[Stated exercise] Read the records below and copy each line that contains "Записать".
──────────────────────────────
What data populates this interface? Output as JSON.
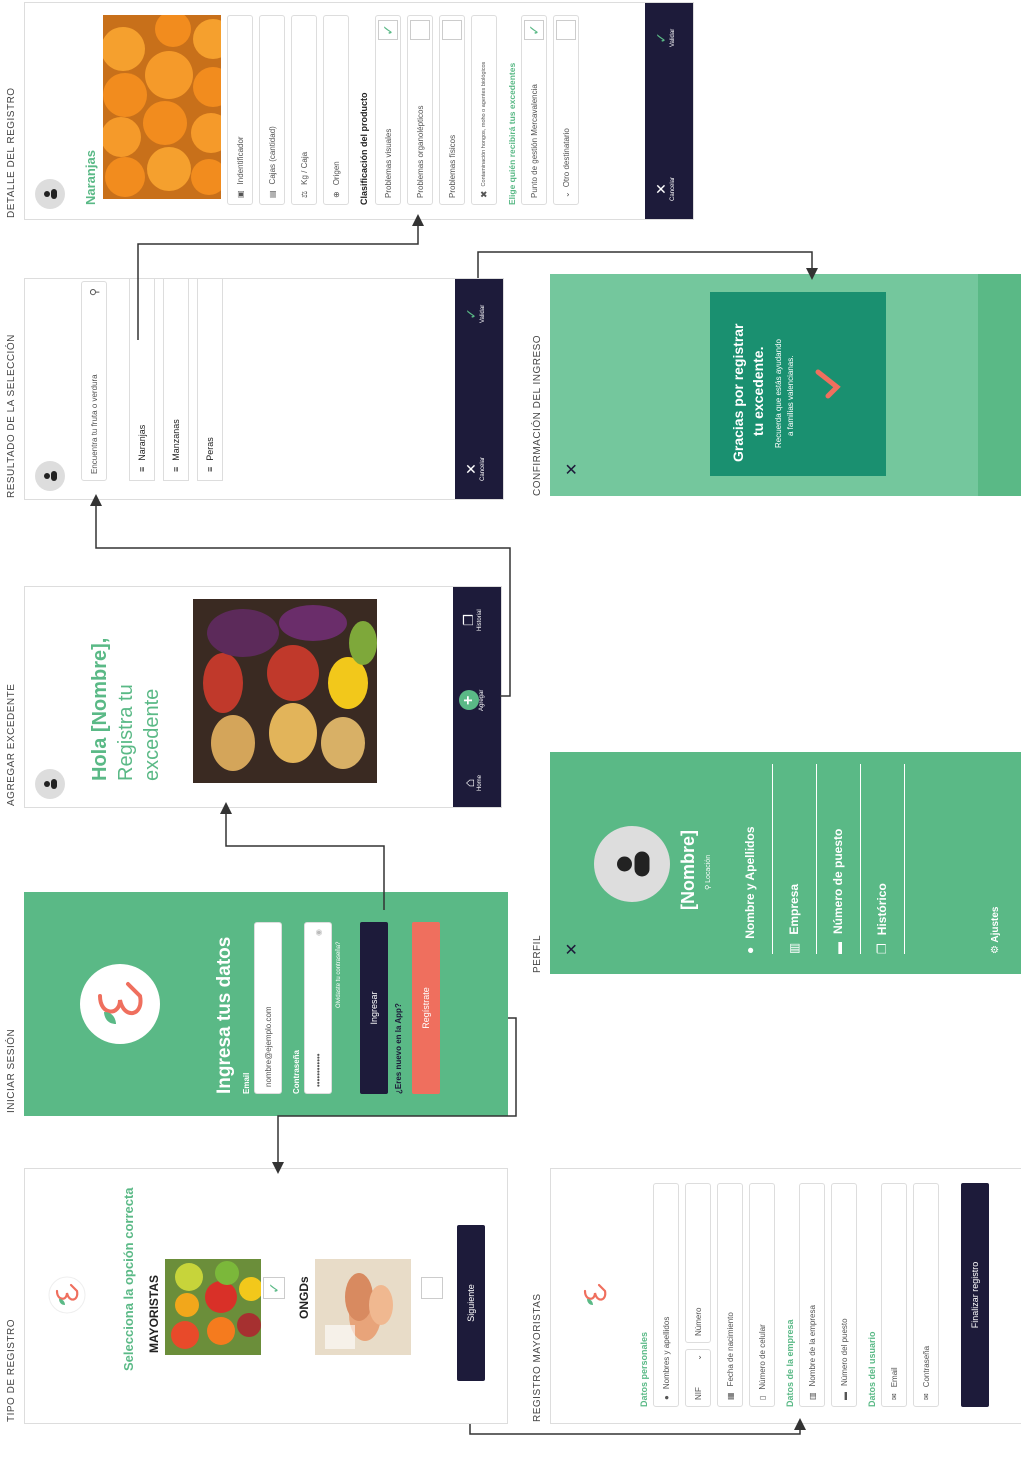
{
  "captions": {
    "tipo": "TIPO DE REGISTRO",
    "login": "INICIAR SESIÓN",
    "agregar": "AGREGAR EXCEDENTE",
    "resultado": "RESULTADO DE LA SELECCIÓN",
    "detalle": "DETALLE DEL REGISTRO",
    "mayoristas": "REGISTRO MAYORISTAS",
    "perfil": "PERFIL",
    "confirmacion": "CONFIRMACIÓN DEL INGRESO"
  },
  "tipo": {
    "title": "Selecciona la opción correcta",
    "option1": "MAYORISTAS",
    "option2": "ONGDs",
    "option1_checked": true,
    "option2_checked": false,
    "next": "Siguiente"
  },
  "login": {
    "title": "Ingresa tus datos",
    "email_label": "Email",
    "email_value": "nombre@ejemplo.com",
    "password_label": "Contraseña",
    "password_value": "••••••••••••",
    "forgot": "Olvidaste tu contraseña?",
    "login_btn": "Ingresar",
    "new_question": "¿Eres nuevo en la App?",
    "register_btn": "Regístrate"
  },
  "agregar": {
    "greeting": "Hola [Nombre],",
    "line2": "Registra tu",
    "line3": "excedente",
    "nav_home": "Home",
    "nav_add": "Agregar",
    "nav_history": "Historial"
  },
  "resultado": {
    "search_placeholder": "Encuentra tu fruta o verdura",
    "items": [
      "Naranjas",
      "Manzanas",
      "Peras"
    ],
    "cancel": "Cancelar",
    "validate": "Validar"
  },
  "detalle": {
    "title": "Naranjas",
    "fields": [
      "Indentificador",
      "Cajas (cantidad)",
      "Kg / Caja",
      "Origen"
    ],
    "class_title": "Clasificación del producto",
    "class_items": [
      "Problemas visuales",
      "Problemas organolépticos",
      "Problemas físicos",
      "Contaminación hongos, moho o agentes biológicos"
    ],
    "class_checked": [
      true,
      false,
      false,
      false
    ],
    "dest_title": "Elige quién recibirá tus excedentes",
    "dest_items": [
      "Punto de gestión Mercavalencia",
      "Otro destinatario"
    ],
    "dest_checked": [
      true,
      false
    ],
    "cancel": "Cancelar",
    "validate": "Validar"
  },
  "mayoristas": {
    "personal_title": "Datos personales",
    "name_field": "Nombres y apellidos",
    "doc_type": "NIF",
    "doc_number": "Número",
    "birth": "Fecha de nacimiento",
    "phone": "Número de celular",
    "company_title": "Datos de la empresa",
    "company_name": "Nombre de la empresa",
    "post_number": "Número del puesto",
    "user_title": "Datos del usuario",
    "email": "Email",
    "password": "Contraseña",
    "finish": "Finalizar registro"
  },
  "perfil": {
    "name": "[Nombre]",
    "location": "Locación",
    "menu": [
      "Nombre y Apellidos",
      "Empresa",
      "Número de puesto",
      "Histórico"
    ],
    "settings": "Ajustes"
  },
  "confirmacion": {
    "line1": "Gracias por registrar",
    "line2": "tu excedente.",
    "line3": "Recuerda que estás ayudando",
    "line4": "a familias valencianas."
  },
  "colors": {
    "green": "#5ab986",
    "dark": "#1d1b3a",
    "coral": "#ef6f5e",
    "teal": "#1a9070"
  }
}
──────────────────────────────
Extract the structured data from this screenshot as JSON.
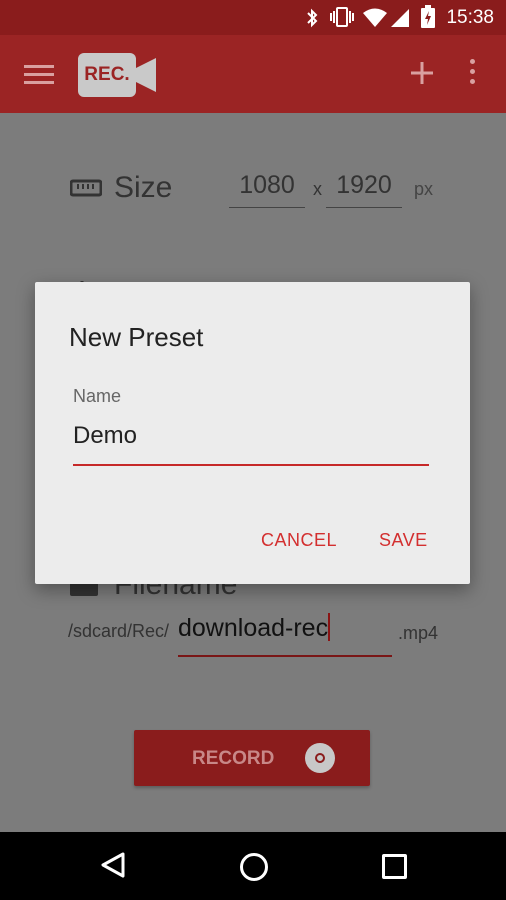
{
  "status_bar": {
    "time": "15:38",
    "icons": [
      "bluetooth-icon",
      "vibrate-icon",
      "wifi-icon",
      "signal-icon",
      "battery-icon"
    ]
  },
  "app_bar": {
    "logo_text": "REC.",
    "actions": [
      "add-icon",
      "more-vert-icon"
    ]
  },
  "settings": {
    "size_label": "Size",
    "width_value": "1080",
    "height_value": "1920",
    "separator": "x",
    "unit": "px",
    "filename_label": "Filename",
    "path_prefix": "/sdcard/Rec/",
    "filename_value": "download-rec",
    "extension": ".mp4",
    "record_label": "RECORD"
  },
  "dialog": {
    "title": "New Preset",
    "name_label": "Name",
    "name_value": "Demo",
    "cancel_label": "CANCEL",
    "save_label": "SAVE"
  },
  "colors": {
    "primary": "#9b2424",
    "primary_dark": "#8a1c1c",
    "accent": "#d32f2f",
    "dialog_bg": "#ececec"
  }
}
──────────────────────────────
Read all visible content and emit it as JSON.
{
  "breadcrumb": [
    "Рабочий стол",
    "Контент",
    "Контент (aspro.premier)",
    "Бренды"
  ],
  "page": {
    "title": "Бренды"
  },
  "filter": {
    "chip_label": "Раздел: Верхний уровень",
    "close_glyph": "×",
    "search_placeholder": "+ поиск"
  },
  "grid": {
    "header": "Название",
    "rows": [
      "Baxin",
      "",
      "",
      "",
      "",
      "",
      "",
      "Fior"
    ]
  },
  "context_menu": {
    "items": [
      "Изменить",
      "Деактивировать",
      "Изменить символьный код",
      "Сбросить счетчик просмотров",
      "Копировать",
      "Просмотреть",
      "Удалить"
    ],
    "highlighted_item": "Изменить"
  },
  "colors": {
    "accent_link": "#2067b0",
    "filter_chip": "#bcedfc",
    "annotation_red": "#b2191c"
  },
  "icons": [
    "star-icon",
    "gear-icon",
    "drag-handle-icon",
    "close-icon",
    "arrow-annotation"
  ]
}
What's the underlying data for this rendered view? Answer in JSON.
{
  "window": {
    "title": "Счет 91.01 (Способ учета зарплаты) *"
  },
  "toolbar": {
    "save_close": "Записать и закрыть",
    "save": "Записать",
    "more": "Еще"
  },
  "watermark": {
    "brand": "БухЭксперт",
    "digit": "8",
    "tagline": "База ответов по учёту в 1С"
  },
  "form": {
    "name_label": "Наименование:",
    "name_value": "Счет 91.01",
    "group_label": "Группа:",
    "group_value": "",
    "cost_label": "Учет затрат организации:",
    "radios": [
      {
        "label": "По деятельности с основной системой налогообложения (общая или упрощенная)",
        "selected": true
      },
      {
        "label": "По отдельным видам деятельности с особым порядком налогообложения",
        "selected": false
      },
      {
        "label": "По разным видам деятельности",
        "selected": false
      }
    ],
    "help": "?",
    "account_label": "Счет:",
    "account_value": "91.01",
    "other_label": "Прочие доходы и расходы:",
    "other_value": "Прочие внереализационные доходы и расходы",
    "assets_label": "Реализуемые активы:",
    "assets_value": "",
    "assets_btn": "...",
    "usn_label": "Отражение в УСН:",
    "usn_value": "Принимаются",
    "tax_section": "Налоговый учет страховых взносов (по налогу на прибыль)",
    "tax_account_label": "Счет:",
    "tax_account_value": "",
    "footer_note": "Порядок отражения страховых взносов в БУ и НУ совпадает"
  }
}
──────────────────────────────
[Task answer]
    "save_close": "Записать и закрыть",
    "save": "Записать",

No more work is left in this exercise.